* **Exercise prompt**: Reproduce the lines of the material exactly, excluding every image.

* **Record extracts**:
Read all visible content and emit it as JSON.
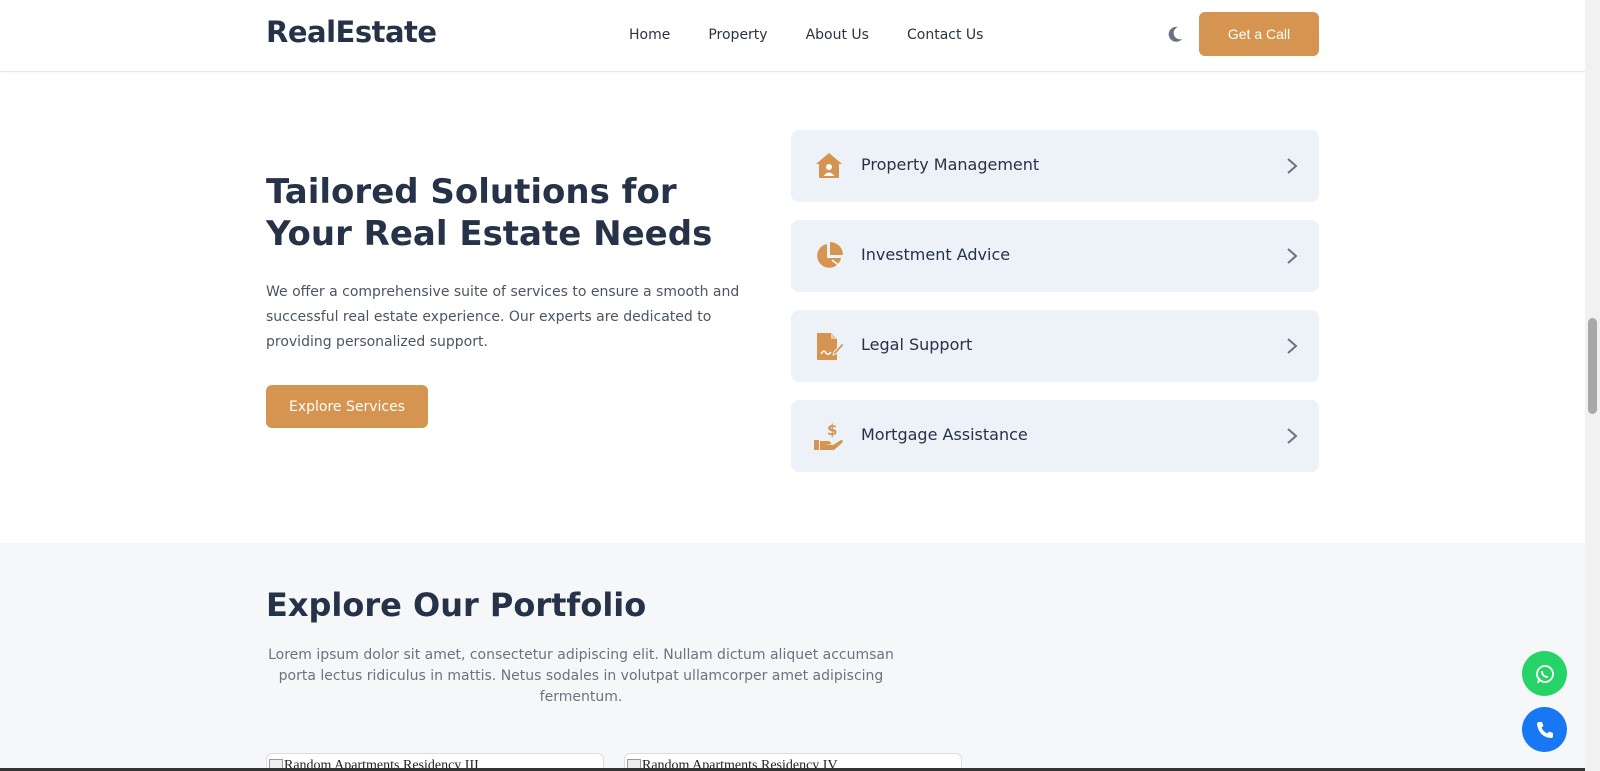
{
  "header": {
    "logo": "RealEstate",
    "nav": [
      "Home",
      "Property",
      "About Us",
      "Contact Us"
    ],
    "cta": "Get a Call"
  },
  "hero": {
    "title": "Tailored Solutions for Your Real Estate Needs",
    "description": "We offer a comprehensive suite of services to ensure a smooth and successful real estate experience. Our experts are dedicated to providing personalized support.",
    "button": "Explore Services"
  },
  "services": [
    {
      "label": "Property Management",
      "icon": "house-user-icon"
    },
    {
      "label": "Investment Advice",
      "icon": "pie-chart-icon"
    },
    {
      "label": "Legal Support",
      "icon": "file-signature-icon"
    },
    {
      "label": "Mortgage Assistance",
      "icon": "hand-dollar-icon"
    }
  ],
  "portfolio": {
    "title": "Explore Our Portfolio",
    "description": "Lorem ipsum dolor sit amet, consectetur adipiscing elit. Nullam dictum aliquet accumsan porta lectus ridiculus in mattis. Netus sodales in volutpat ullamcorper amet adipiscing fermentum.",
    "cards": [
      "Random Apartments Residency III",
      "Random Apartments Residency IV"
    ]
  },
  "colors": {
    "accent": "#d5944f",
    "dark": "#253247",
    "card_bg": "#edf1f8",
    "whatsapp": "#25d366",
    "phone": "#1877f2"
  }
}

* **Result of the task**:
Read all visible content and emit it as JSON.
{
  "header": {
    "logo": "RealEstate",
    "nav": [
      "Home",
      "Property",
      "About Us",
      "Contact Us"
    ],
    "cta": "Get a Call"
  },
  "hero": {
    "title": "Tailored Solutions for Your Real Estate Needs",
    "description": "We offer a comprehensive suite of services to ensure a smooth and successful real estate experience. Our experts are dedicated to providing personalized support.",
    "button": "Explore Services"
  },
  "services": [
    {
      "label": "Property Management",
      "icon": "house-user-icon"
    },
    {
      "label": "Investment Advice",
      "icon": "pie-chart-icon"
    },
    {
      "label": "Legal Support",
      "icon": "file-signature-icon"
    },
    {
      "label": "Mortgage Assistance",
      "icon": "hand-dollar-icon"
    }
  ],
  "portfolio": {
    "title": "Explore Our Portfolio",
    "description": "Lorem ipsum dolor sit amet, consectetur adipiscing elit. Nullam dictum aliquet accumsan porta lectus ridiculus in mattis. Netus sodales in volutpat ullamcorper amet adipiscing fermentum.",
    "cards": [
      "Random Apartments Residency III",
      "Random Apartments Residency IV"
    ]
  },
  "colors": {
    "accent": "#d5944f",
    "dark": "#253247",
    "card_bg": "#edf1f8",
    "whatsapp": "#25d366",
    "phone": "#1877f2"
  }
}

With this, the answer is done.